→ **EXERCISE BRIEF**:
Starting at the very beginning of the records below and ending at the line that contains "legend-label-2: St=0.4 — [712, 78, 821, 124]", inclusive, render each line as one string in a JSON list, omitting any blank lines.

---------- SUPPLIED MATERIAL ----------

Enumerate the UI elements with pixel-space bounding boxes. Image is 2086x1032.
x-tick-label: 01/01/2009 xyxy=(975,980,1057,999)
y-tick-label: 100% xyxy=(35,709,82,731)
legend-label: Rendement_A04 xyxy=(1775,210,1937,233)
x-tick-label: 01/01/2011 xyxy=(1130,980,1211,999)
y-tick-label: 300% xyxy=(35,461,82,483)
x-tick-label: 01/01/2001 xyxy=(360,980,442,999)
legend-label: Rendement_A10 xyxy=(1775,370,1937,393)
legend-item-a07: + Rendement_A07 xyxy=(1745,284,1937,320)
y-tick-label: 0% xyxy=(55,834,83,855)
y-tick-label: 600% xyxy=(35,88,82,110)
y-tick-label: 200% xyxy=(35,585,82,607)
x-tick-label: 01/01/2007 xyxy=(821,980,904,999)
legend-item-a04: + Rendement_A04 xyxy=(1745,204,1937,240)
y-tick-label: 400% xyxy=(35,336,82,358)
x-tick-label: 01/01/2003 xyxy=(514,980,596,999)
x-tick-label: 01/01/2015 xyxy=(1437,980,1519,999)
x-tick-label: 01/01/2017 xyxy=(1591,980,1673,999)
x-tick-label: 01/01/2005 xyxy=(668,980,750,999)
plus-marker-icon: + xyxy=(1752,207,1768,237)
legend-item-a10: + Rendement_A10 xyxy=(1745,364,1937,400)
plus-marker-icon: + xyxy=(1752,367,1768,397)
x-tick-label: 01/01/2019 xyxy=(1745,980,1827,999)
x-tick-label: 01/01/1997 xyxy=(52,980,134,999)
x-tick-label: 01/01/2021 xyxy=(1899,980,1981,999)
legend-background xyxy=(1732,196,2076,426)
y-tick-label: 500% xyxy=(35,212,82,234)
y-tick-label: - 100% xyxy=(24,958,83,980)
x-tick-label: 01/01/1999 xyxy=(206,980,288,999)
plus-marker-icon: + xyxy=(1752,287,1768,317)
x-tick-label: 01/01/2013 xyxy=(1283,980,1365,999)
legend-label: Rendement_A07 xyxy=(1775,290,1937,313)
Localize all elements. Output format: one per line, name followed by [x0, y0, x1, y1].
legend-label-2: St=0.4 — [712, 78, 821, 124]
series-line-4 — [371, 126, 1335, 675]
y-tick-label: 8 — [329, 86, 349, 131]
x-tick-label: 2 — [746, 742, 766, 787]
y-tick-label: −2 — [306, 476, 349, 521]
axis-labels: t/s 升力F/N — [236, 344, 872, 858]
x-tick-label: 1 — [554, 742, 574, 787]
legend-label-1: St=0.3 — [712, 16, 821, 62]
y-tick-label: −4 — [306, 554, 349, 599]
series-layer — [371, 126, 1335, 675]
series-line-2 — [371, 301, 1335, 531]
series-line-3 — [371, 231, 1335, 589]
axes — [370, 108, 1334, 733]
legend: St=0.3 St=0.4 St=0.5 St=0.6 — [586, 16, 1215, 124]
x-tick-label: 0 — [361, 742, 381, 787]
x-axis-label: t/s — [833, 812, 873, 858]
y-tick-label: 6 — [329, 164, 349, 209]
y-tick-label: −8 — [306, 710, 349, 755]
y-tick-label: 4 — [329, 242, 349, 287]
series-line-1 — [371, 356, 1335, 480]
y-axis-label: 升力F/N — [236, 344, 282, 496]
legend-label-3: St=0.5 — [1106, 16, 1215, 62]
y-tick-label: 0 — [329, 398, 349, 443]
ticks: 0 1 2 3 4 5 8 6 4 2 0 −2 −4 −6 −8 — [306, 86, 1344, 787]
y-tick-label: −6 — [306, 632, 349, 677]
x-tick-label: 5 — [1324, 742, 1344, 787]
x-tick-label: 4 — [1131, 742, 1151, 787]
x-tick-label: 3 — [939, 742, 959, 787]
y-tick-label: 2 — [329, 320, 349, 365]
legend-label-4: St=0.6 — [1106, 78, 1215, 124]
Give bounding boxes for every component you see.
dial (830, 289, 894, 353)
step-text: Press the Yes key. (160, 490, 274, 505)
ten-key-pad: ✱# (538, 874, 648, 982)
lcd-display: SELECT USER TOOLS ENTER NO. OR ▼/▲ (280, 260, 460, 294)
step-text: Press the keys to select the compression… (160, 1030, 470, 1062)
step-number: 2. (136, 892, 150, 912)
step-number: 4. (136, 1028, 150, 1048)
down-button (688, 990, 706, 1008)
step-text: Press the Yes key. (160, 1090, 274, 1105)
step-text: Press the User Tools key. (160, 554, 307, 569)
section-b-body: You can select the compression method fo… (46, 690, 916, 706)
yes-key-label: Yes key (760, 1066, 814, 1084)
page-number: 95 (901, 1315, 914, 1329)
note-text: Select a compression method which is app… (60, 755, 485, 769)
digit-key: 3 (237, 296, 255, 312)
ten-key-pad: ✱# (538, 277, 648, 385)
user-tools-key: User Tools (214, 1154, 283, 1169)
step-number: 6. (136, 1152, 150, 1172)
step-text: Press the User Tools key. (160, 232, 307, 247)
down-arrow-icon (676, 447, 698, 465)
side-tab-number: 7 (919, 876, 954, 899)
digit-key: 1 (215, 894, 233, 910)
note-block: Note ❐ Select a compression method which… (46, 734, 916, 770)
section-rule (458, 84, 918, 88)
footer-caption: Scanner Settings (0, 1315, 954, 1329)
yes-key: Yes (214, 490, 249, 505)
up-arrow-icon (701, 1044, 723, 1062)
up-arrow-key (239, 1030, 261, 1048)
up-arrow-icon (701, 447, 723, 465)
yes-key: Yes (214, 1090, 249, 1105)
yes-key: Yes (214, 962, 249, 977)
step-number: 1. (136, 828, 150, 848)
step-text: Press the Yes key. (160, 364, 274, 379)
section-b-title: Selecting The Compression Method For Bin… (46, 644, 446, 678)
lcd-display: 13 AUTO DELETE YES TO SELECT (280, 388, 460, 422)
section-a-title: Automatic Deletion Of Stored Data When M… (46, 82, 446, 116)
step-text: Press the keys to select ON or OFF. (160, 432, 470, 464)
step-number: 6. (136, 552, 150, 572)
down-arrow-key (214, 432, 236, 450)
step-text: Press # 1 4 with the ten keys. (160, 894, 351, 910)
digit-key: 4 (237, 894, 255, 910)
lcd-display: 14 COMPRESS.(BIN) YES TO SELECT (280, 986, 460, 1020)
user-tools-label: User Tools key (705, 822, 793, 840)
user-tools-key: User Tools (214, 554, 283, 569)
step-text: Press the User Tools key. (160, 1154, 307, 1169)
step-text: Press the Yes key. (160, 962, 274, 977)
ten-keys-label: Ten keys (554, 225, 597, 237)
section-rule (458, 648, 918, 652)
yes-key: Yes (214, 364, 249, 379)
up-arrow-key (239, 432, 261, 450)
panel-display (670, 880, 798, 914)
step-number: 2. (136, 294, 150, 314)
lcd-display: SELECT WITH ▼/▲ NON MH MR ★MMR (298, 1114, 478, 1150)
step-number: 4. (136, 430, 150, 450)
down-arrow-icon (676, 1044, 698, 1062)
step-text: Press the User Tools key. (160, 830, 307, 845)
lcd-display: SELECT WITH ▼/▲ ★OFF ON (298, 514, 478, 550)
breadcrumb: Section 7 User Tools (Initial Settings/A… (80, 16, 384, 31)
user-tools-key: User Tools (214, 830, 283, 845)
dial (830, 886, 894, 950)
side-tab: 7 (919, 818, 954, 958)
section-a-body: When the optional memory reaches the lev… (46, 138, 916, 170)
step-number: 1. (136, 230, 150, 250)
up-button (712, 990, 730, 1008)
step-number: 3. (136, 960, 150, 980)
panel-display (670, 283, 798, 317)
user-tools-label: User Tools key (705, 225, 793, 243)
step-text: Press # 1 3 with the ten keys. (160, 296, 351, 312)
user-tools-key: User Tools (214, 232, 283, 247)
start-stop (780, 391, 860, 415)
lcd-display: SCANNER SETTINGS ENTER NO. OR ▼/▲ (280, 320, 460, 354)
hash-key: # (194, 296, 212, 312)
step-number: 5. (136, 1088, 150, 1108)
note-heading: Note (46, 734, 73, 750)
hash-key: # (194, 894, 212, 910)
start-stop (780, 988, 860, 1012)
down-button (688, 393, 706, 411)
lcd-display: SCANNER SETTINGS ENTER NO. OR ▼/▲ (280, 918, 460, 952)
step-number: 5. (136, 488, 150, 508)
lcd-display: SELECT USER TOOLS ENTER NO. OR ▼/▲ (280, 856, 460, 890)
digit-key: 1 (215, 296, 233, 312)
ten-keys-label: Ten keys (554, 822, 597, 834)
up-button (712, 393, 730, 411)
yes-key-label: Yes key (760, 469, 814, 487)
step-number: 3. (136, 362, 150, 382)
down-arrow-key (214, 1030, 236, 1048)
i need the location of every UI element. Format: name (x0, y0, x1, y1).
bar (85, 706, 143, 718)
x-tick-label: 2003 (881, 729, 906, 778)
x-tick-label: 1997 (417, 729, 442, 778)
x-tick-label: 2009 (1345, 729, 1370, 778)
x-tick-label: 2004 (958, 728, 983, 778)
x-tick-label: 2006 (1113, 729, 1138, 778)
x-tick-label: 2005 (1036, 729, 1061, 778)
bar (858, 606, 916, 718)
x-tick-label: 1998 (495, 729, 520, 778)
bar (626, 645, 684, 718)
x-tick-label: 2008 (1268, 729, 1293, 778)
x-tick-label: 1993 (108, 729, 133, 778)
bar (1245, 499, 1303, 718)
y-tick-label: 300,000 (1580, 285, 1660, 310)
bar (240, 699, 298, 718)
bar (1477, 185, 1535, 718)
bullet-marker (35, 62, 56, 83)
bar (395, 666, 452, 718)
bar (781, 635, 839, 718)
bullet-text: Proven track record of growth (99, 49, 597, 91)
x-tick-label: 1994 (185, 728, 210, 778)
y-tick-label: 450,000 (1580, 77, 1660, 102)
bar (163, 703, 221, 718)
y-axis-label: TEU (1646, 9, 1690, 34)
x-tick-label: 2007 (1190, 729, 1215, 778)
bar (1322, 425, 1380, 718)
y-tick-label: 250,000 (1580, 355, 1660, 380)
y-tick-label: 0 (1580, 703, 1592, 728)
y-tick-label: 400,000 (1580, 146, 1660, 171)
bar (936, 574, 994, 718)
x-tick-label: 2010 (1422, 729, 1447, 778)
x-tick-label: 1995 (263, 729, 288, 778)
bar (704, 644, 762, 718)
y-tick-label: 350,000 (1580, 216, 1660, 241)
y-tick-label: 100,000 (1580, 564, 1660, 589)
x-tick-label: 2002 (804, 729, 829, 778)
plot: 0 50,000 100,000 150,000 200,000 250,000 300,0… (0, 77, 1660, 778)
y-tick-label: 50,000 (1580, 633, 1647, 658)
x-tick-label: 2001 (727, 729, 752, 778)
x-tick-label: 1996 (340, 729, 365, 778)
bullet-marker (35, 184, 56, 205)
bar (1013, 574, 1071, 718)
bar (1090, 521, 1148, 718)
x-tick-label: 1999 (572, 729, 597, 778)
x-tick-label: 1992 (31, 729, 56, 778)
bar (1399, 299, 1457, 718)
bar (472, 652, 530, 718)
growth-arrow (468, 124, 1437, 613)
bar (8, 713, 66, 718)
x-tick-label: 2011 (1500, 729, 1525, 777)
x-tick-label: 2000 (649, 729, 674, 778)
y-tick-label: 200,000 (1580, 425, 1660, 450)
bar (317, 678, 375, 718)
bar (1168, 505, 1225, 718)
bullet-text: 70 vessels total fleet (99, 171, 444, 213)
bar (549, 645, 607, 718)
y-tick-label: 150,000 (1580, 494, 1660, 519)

----------

→ **SOLUTION**:
[
  "Enumerate the UI elements with pixel-space bounding boxes. Image is 2086x1032.",
  "x-tick-label: 01/01/2009 xyxy=(975,980,1057,999)",
  "y-tick-label: 100% xyxy=(35,709,82,731)",
  "legend-label: Rendement_A04 xyxy=(1775,210,1937,233)",
  "x-tick-label: 01/01/2011 xyxy=(1130,980,1211,999)",
  "y-tick-label: 300% xyxy=(35,461,82,483)",
  "x-tick-label: 01/01/2001 xyxy=(360,980,442,999)",
  "legend-label: Rendement_A10 xyxy=(1775,370,1937,393)",
  "legend-item-a07: + Rendement_A07 xyxy=(1745,284,1937,320)",
  "y-tick-label: 0% xyxy=(55,834,83,855)",
  "y-tick-label: 600% xyxy=(35,88,82,110)",
  "y-tick-label: 200% xyxy=(35,585,82,607)",
  "x-tick-label: 01/01/2007 xyxy=(821,980,904,999)",
  "legend-item-a04: + Rendement_A04 xyxy=(1745,204,1937,240)",
  "y-tick-label: 400% xyxy=(35,336,82,358)",
  "x-tick-label: 01/01/2003 xyxy=(514,980,596,999)",
  "x-tick-label: 01/01/2015 xyxy=(1437,980,1519,999)",
  "x-tick-label: 01/01/2017 xyxy=(1591,980,1673,999)",
  "x-tick-label: 01/01/2005 xyxy=(668,980,750,999)",
  "plus-marker-icon: + xyxy=(1752,207,1768,237)",
  "legend-item-a10: + Rendement_A10 xyxy=(1745,364,1937,400)",
  "plus-marker-icon: + xyxy=(1752,367,1768,397)",
  "x-tick-label: 01/01/2019 xyxy=(1745,980,1827,999)",
  "x-tick-label: 01/01/1997 xyxy=(52,980,134,999)",
  "x-tick-label: 01/01/2021 xyxy=(1899,980,1981,999)",
  "legend-background xyxy=(1732,196,2076,426)",
  "y-tick-label: 500% xyxy=(35,212,82,234)",
  "y-tick-label: - 100% xyxy=(24,958,83,980)",
  "x-tick-label: 01/01/1999 xyxy=(206,980,288,999)",
  "plus-marker-icon: + xyxy=(1752,287,1768,317)",
  "x-tick-label: 01/01/2013 xyxy=(1283,980,1365,999)",
  "legend-label: Rendement_A07 xyxy=(1775,290,1937,313)",
  "Localize all elements. Output format: one per line, name followed by [x0, y0, x1, y1].",
  "legend-label-2: St=0.4 — [712, 78, 821, 124]"
]